Entries from a dataset:
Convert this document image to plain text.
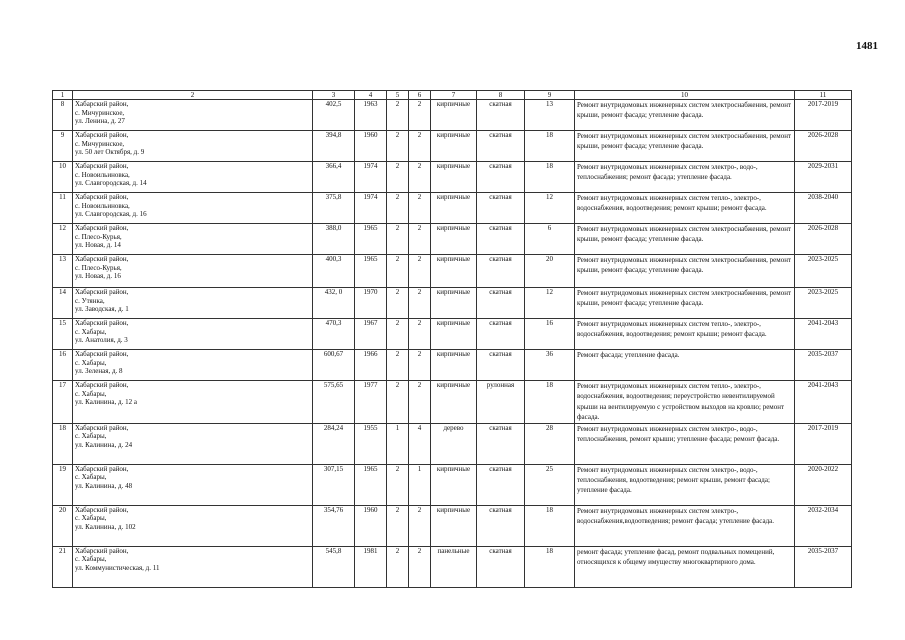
1481
1	2	3	4	5	6	7	8	9	10	11
8	Хабарский район,
с. Мичуринское,
ул. Ленина, д. 27	402,5	1963	2	2	кирпичные	скатная	13	Ремонт внутридомовых инженерных систем электроснабжения, ремонт крыши, ремонт фасада; утепление фасада.	2017-2019
9	Хабарский район,
с. Мичуринское,
ул. 50 лет Октября, д. 9	394,8	1960	2	2	кирпичные	скатная	18	Ремонт внутридомовых инженерных систем электроснабжения, ремонт крыши, ремонт фасада; утепление фасада.	2026-2028
10	Хабарский район,
с. Новоильиновка,
ул. Славгородская, д. 14	366,4	1974	2	2	кирпичные	скатная	18	Ремонт внутридомовых инженерных систем электро-, водо-, теплоснабжения; ремонт фасада; утепление фасада.	2029-2031
11	Хабарский район,
с. Новоильиновка,
ул. Славгородская, д. 16	375,8	1974	2	2	кирпичные	скатная	12	Ремонт внутридомовых инженерных систем тепло-, электро-, водоснабжения, водоотведения; ремонт крыши; ремонт фасада.	2038-2040
12	Хабарский район,
с. Плесо-Курья,
ул. Новая, д. 14	388,0	1965	2	2	кирпичные	скатная	6	Ремонт внутридомовых инженерных систем электроснабжения, ремонт крыши, ремонт фасада; утепление фасада.	2026-2028
13	Хабарский район,
с. Плесо-Курья,
ул. Новая, д. 16	400,3	1965	2	2	кирпичные	скатная	20	Ремонт внутридомовых инженерных систем электроснабжения, ремонт крыши, ремонт фасада; утепление фасада.	2023-2025
14	Хабарский район,
с. Утянка,
ул. Заводская, д. 1	432, 0	1970	2	2	кирпичные	скатная	12	Ремонт внутридомовых инженерных систем электроснабжения, ремонт крыши, ремонт фасада; утепление фасада.	2023-2025
15	Хабарский район,
с. Хабары,
ул. Анатолия, д. 3	470,3	1967	2	2	кирпичные	скатная	16	Ремонт внутридомовых инженерных систем тепло-, электро-, водоснабжения, водоотведения; ремонт крыши; ремонт фасада.	2041-2043
16	Хабарский район,
с. Хабары,
ул. Зеленая, д. 8	600,67	1966	2	2	кирпичные	скатная	36	Ремонт фасада; утепление фасада.	2035-2037
17	Хабарский район,
с. Хабары,
ул. Калинина, д. 12 а	575,65	1977	2	2	кирпичные	рулонная	18	Ремонт внутридомовых инженерных систем тепло-, электро-, водоснабжения, водоотведения; переустройство невентилируемой крыши на вентилируемую с устройством выходов на кровлю; ремонт фасада.	2041-2043
18	Хабарский район,
с. Хабары,
ул. Калинина, д. 24	284,24	1955	1	4	дерево	скатная	28	Ремонт внутридомовых инженерных систем электро-, водо-, теплоснабжения, ремонт крыши; утепление фасада; ремонт фасада.	2017-2019
19	Хабарский район,
с. Хабары,
ул. Калинина, д. 48	307,15	1965	2	1	кирпичные	скатная	25	Ремонт внутридомовых инженерных систем электро-, водо-, теплоснабжения, водоотведения; ремонт крыши, ремонт фасада; утепление фасада.	2020-2022
20	Хабарский район,
с. Хабары,
ул. Калинина, д. 102	354,76	1960	2	2	кирпичные	скатная	18	Ремонт внутридомовых инженерных систем электро-, водоснабжения,водоотведения; ремонт фасада; утепление фасада.	2032-2034
21	Хабарский район,
с. Хабары,
ул. Коммунистическая, д. 11	545,8	1981	2	2	панельные	скатная	18	ремонт фасада; утепление фасад, ремонт подвальных помещений, относящихся к общему имуществу многоквартирного дома.	2035-2037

Task directions
Reproduce the whole listing exactly, but not the images in it.

Full response
Convert this document image to plain text.
1481
1	2	3	4	5	6	7	8	9	10	11
8	Хабарский район,
с. Мичуринское,
ул. Ленина, д. 27	402,5	1963	2	2	кирпичные	скатная	13	Ремонт внутридомовых инженерных систем электроснабжения, ремонт крыши, ремонт фасада; утепление фасада.	2017-2019
9	Хабарский район,
с. Мичуринское,
ул. 50 лет Октября, д. 9	394,8	1960	2	2	кирпичные	скатная	18	Ремонт внутридомовых инженерных систем электроснабжения, ремонт крыши, ремонт фасада; утепление фасада.	2026-2028
10	Хабарский район,
с. Новоильиновка,
ул. Славгородская, д. 14	366,4	1974	2	2	кирпичные	скатная	18	Ремонт внутридомовых инженерных систем электро-, водо-, теплоснабжения; ремонт фасада; утепление фасада.	2029-2031
11	Хабарский район,
с. Новоильиновка,
ул. Славгородская, д. 16	375,8	1974	2	2	кирпичные	скатная	12	Ремонт внутридомовых инженерных систем тепло-, электро-, водоснабжения, водоотведения; ремонт крыши; ремонт фасада.	2038-2040
12	Хабарский район,
с. Плесо-Курья,
ул. Новая, д. 14	388,0	1965	2	2	кирпичные	скатная	6	Ремонт внутридомовых инженерных систем электроснабжения, ремонт крыши, ремонт фасада; утепление фасада.	2026-2028
13	Хабарский район,
с. Плесо-Курья,
ул. Новая, д. 16	400,3	1965	2	2	кирпичные	скатная	20	Ремонт внутридомовых инженерных систем электроснабжения, ремонт крыши, ремонт фасада; утепление фасада.	2023-2025
14	Хабарский район,
с. Утянка,
ул. Заводская, д. 1	432, 0	1970	2	2	кирпичные	скатная	12	Ремонт внутридомовых инженерных систем электроснабжения, ремонт крыши, ремонт фасада; утепление фасада.	2023-2025
15	Хабарский район,
с. Хабары,
ул. Анатолия, д. 3	470,3	1967	2	2	кирпичные	скатная	16	Ремонт внутридомовых инженерных систем тепло-, электро-, водоснабжения, водоотведения; ремонт крыши; ремонт фасада.	2041-2043
16	Хабарский район,
с. Хабары,
ул. Зеленая, д. 8	600,67	1966	2	2	кирпичные	скатная	36	Ремонт фасада; утепление фасада.	2035-2037
17	Хабарский район,
с. Хабары,
ул. Калинина, д. 12 а	575,65	1977	2	2	кирпичные	рулонная	18	Ремонт внутридомовых инженерных систем тепло-, электро-, водоснабжения, водоотведения; переустройство невентилируемой крыши на вентилируемую с устройством выходов на кровлю; ремонт фасада.	2041-2043
18	Хабарский район,
с. Хабары,
ул. Калинина, д. 24	284,24	1955	1	4	дерево	скатная	28	Ремонт внутридомовых инженерных систем электро-, водо-, теплоснабжения, ремонт крыши; утепление фасада; ремонт фасада.	2017-2019
19	Хабарский район,
с. Хабары,
ул. Калинина, д. 48	307,15	1965	2	1	кирпичные	скатная	25	Ремонт внутридомовых инженерных систем электро-, водо-, теплоснабжения, водоотведения; ремонт крыши, ремонт фасада; утепление фасада.	2020-2022
20	Хабарский район,
с. Хабары,
ул. Калинина, д. 102	354,76	1960	2	2	кирпичные	скатная	18	Ремонт внутридомовых инженерных систем электро-, водоснабжения,водоотведения; ремонт фасада; утепление фасада.	2032-2034
21	Хабарский район,
с. Хабары,
ул. Коммунистическая, д. 11	545,8	1981	2	2	панельные	скатная	18	ремонт фасада; утепление фасад, ремонт подвальных помещений, относящихся к общему имуществу многоквартирного дома.	2035-2037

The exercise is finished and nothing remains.